→ SET TASK:
Work through the data line by line, gathering every line that has the word "icons".

→ DATASET EXCERPTS:
========================================

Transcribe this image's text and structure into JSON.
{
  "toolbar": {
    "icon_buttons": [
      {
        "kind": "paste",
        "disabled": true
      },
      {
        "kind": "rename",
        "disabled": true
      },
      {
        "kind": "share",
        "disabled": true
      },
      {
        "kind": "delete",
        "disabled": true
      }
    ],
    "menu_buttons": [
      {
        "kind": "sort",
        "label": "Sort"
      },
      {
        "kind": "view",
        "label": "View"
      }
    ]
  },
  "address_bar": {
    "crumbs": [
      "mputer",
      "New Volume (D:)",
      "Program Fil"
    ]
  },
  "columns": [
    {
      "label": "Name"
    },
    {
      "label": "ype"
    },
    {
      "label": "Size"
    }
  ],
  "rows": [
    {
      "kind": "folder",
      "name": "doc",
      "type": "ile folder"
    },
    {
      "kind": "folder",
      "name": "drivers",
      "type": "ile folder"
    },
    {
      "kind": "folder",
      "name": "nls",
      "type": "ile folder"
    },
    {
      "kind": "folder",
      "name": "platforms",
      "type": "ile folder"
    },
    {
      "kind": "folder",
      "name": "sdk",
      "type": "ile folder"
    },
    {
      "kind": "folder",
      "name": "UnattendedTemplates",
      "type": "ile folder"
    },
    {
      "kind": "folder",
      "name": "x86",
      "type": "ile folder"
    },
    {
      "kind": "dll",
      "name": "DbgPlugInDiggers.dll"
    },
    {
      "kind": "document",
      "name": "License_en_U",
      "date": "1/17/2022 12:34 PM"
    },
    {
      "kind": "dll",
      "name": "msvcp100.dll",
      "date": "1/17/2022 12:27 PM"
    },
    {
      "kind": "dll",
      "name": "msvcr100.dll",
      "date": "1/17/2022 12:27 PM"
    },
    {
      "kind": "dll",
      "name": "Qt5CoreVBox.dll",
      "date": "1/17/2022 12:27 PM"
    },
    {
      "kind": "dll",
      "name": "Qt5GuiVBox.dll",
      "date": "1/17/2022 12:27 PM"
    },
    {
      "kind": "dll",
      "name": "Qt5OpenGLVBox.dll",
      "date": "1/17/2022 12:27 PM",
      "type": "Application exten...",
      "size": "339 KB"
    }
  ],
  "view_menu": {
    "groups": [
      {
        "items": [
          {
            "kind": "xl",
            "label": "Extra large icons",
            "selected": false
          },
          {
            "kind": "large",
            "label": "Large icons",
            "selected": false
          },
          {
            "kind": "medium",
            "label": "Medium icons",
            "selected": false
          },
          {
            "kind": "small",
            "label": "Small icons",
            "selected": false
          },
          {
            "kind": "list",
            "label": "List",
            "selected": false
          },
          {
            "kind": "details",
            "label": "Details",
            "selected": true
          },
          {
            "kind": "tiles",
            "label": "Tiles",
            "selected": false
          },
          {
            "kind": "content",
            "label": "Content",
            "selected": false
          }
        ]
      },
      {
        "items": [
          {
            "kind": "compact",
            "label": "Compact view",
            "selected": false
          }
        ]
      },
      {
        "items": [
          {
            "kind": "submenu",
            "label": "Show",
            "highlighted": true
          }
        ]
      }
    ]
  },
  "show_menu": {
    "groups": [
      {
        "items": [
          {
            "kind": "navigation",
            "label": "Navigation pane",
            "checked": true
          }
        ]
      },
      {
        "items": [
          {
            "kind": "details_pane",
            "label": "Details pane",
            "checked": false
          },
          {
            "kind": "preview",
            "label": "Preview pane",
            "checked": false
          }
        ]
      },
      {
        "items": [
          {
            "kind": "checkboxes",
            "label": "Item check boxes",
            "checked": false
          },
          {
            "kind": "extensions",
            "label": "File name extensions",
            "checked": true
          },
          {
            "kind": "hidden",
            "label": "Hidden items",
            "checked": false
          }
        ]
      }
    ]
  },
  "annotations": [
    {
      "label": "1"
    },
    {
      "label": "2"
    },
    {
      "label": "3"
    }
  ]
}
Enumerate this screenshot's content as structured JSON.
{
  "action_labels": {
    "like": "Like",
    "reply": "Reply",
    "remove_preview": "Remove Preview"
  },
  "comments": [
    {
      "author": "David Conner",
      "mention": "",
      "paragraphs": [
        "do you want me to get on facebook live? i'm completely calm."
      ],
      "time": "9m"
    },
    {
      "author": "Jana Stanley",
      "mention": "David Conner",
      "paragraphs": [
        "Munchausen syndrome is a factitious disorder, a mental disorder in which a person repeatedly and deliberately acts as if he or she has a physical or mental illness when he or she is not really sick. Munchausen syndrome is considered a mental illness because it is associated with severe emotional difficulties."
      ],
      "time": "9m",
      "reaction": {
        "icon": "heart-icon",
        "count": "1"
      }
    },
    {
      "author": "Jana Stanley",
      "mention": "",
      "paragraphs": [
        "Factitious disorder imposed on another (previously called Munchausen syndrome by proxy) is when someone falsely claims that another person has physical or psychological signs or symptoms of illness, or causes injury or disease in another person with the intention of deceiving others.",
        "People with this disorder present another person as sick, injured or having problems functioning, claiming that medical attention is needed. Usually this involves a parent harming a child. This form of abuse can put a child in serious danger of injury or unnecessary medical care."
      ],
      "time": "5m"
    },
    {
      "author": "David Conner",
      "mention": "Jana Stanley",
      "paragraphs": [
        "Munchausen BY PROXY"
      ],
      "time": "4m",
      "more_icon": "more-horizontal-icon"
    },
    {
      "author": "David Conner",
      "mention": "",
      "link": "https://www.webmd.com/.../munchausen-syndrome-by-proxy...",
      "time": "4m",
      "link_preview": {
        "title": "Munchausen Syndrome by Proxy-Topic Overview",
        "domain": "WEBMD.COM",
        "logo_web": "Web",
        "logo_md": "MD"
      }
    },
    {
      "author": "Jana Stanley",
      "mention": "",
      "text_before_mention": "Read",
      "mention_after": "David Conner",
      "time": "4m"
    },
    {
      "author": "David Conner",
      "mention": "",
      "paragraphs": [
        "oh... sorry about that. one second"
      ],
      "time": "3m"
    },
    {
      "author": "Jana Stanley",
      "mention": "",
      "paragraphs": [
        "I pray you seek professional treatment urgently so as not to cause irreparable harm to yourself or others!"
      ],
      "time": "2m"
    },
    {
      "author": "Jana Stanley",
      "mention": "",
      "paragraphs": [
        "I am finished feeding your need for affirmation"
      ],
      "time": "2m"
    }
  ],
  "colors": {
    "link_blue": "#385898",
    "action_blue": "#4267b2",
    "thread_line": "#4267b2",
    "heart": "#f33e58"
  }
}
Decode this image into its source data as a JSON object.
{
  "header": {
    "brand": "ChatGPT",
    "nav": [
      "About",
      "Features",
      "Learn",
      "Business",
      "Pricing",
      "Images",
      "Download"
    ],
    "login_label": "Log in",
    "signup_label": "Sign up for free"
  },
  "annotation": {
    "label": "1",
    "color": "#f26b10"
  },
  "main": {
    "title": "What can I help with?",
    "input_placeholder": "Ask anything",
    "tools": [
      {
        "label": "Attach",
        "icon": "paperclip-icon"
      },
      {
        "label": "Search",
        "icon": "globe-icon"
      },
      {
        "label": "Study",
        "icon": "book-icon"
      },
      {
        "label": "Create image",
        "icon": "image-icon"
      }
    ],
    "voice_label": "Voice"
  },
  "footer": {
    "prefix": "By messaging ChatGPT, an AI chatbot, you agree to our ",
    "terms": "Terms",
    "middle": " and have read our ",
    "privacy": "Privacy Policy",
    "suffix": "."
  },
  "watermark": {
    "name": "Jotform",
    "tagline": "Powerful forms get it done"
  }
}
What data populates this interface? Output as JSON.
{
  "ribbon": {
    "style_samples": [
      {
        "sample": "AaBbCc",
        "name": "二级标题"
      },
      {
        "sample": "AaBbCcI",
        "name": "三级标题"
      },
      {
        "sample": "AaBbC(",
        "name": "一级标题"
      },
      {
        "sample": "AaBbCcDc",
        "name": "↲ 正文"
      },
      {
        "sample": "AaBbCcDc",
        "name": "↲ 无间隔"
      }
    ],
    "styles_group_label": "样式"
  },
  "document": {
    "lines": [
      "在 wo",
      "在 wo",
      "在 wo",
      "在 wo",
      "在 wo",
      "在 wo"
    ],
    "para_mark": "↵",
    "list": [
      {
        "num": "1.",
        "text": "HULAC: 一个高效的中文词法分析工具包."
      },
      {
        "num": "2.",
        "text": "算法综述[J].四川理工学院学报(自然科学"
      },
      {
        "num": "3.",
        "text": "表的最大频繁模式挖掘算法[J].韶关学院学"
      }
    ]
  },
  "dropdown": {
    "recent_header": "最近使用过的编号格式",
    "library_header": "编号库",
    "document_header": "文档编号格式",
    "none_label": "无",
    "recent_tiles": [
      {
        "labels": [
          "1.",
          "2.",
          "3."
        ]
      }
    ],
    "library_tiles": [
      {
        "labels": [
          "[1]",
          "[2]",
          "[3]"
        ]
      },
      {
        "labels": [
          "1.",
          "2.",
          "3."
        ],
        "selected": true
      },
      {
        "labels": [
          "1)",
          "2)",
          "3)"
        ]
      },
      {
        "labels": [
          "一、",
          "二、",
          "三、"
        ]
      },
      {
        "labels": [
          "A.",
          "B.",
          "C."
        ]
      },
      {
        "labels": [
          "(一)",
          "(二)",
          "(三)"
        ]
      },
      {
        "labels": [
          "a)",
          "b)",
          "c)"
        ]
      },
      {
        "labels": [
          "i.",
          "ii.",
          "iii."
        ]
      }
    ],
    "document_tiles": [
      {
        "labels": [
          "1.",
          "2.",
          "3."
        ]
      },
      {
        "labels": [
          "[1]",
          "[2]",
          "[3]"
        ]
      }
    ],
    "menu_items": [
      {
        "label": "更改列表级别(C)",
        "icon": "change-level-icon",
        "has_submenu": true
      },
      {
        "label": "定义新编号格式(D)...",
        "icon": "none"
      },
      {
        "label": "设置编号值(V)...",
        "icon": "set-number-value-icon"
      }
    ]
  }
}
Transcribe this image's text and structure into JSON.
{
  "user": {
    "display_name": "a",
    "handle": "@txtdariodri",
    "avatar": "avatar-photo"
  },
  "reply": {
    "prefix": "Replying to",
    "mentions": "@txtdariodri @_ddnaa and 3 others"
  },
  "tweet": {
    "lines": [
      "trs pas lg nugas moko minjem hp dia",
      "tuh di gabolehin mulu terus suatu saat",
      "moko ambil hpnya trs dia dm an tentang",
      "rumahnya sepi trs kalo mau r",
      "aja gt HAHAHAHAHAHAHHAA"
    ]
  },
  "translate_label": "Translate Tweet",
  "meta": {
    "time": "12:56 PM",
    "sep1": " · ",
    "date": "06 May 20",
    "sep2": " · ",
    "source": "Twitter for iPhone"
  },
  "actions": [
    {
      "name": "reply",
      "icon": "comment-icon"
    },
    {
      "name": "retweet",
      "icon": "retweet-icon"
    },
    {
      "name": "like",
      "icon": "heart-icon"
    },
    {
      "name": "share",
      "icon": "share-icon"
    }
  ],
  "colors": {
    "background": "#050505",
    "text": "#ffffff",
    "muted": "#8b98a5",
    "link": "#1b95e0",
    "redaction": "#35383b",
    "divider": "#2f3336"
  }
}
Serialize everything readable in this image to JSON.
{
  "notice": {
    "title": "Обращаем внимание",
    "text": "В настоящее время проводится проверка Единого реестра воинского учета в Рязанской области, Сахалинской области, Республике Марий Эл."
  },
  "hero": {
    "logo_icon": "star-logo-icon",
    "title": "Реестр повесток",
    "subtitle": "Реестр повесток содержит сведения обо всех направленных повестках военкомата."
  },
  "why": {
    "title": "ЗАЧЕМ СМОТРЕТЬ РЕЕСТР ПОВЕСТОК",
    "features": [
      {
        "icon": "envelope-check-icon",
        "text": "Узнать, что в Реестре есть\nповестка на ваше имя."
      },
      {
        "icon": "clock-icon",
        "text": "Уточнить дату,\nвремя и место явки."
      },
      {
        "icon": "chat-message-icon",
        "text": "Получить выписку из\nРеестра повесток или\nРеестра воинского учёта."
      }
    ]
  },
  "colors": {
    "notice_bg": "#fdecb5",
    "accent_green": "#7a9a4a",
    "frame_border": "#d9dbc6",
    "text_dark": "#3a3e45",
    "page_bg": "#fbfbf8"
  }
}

========================================

→ RESPONSE:
            "label": "Extra large icons",
            "label": "Large icons",
            "label": "Medium icons",
            "label": "Small icons",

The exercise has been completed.